- [USING THE INFORMATION]:
1. Repeat word for word the passage of the entertainment news roundup from "It's still signing" to "the week was...nothing!".
2. Carry on writing the entertainment news roundup from the point where it stops.

- [EXTRACT PROVIDED]:
Madonna's been open about her sex life before, but now it's turning audiences off. Featured in hubby Guy Ritchie's new film based on 1974's Swept Away, Madonna gets beaten up as a prelude to lovemaking, which, according to thestar.com, is making viewers upset. Incredibly, this is an improvement for Madonna, whose acting in her previous movies made viewers VERY upset.
Not that you asked, but we have more from the world of Madonna. Seems the actress/pop diva, who demanded a cameo in return for singing the theme song of the latest James Bond flick, has withdrawn completely from any involvement in the movie. Given the last news item, perhaps the James Bond series just isn't misogynistic enough.
Kenneth Branagh, the man voted by his high-school class as most likely to channel Shakespeare, has returned to the bard's work on stage for the first time in 10 years. Branagh can be seen in the lead role of Shakespeare's Richard III at the Crucible Theater in the northern English town of Sheffield. No word if Branagh has yet been able to turn Sheffield's winter of discontent into a glorious summer, but word has it that he'd give up his kingdom for a horse.
Mary Tyler Moore's character from her eponymous hit TV show is to be honored May 8 with a bronze statue in Minneapolis, where the show's story was based. An eight-foot-high statue of newswoman Mary Richards tossing her hat into the air will grace the downtown corner of 7th Street and the Nicollet Mall, pleasing not only fans of the '70s sitcom, but also pigeons from both of the Twin Cities.
Bill Maher hosts a show called Politically Incorrect, and his latest statements to the Seattle Times prove that label true about himself, as well. "Look, I'm not gonna lie," Maher opined, "I knew back in September our days were numbered. But what is a little galling is that for six years on ABC, we had to live with Nightline as the ultimate sacred cow. You could never ask Ted Koppel to do anything. He never asked viewers to watch Politically Incorrect after his show; instead, he'd tell them to go to nightline.com. Suddenly, he's not a sacred cow--he's a slaughtered cow." If Koppel's a slaughtered cow, wouldn't that make Maher little more than gristle?
It's still signing season for TV pilots. Helen Mirren, nominated by the Academy for her work in Gosford Park, is set to star in CBS' Georgetown; The WB has gotten Jennie Garth, formerly of Beverly Hills, 90210, to relocate to New York for an untitled comedy with Amanda Bynes (Big Fat Liar), and Murphy Brown's Grant Shaud is heading to Fox for Oliver Beene. ABC's big move for the week was...nothing!

- [EXTRACTED INFORMATION]:
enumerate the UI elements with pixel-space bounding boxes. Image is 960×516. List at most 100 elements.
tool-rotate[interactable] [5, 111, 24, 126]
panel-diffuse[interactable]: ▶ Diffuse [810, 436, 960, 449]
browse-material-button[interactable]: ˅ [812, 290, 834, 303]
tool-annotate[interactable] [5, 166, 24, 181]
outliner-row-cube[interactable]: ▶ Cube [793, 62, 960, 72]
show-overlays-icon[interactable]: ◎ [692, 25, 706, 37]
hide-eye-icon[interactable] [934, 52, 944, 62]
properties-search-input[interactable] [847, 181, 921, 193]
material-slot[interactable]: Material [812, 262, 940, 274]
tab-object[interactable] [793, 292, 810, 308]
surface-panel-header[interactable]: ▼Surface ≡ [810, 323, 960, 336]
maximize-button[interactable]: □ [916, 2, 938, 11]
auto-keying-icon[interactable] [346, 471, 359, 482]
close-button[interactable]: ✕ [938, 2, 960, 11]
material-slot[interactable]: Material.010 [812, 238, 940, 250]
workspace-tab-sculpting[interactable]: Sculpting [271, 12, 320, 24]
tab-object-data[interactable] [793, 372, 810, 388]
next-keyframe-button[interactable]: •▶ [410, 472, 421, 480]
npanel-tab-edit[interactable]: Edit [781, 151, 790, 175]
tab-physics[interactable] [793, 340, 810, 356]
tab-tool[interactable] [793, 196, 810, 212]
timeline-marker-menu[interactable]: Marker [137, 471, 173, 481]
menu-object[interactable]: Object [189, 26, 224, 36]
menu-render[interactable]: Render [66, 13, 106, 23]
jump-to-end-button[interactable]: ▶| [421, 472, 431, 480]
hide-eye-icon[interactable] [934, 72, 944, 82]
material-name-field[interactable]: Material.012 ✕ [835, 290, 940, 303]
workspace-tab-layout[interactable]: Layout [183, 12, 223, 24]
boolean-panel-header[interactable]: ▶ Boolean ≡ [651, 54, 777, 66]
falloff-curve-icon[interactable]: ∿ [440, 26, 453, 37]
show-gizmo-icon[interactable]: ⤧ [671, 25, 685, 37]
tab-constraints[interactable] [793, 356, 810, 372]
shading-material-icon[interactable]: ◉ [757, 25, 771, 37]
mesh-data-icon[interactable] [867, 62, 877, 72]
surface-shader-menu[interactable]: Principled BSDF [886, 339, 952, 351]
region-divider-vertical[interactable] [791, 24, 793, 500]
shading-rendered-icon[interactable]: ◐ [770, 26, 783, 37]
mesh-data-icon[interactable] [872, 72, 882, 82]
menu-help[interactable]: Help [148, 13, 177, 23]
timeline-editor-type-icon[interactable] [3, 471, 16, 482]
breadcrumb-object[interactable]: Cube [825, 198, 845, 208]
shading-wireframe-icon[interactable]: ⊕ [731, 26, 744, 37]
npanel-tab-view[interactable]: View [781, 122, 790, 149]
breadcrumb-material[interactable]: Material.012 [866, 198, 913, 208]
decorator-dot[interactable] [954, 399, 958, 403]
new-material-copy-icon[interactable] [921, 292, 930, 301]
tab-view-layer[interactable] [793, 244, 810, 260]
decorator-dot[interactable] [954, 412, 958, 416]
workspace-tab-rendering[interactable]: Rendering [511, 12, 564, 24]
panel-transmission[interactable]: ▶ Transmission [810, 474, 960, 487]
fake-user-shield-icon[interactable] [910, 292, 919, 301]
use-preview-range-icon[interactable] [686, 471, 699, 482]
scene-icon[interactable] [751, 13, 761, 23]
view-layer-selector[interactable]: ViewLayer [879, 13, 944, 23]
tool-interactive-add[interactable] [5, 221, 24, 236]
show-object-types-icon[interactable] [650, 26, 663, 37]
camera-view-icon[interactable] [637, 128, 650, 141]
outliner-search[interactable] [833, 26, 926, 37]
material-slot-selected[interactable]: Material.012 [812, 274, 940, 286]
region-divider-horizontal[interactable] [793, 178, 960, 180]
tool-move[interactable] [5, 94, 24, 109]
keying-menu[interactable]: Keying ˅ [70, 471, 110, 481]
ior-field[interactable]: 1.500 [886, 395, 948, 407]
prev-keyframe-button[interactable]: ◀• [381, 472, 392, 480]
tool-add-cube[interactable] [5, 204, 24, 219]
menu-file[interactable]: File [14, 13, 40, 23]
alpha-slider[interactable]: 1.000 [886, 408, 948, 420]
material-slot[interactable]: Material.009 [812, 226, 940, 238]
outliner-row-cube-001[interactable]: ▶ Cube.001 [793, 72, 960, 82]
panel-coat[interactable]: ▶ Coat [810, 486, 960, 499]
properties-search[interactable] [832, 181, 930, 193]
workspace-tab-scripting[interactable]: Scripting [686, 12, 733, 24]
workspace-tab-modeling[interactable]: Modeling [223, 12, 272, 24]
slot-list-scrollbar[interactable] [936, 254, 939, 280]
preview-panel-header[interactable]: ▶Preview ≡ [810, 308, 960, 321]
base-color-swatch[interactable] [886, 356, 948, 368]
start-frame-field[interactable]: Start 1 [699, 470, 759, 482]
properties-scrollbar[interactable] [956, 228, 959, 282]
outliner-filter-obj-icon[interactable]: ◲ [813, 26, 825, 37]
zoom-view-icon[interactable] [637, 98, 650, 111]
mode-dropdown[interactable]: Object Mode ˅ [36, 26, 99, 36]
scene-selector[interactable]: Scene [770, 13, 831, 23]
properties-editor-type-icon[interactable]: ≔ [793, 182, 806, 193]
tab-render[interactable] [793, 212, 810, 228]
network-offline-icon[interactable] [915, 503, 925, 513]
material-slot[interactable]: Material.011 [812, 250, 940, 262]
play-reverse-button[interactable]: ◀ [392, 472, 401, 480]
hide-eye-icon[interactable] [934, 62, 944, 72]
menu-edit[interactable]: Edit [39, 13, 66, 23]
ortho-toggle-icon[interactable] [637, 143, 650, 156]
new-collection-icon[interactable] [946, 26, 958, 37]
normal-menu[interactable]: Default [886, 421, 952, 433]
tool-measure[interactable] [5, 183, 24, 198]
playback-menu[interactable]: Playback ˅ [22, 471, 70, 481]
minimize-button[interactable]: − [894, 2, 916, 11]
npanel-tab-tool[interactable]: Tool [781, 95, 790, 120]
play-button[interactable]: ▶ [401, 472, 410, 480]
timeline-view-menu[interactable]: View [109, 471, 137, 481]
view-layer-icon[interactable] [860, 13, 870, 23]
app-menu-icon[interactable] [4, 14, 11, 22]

- [SET OF ANSWERS]:
1.
It's still signing season for TV pilots. Helen Mirren, nominated by the Academy for her work in Gosford Park, is set to star in CBS' Georgetown; The WB has gotten Jennie Garth, formerly of Beverly Hills, 90210, to relocate to New York for an untitled comedy with Amanda Bynes (Big Fat Liar), and Murphy Brown's Grant Shaud is heading to Fox for Oliver Beene. ABC's big move for the week was...nothing!

2.
Fox is gonzo for eras past (That '70s Show, That '80s Show) and, according to EW.com, is planning a retrospective of seminal '70s sitcom Three's Company; just don't expect John Ritter to host. "I can't see sitting in rocking chairs and going, 'Remember the time we sat on that f---ing dog, and Mr. Furley came in and kicked you in the nuts?'" Ritter told EW.com. Ah, how we miss Don Knotts.
Billy Baldwin, star of Backdraft and brother to Alec, Stephen, Daniel, Jermaine and Tito, is jumping to the small screen in CBS' grammatically challenged R.U.S./H.. Yet another cop drama, R.U.S./H. is the story of a special L.A. unit that's based in the tough neighborhood of South Central.
Keys auction house in London has told Reuters that it expects letters hand-written by the late Princess Diana to her former housekeeper could go for as much as $28,430 (approximately), when they are auctioned off later this week. Princess Diana passed away in a Paris car crash in 1997. In related news, correspondence written by editor Noah Davis to his imaginary friend Fred was receently purchased for 42 cents. (Thanks, Mom!)
Music giant EMI Group is cutting almost 1,800 people from its worldwide workforce, the Associated Press reports. Contraction began in April 2001, when EMI had 9,338 employees. By September 2002, that number will be reduced to 7,600. No word if Mariah Carey's release is counted in this number, but we're willing to bet that not many other employees will receive the same $28 million golden parachute the sultry songbird did.
Food infected with sewage pollution has been blamed for the mystery illness that graced some attendees of the March 2 event in Beverly Hills honoring scientific and technical achievement in cinema. Investigators aren't sure how the virus spread, nor do they know what arugula really is.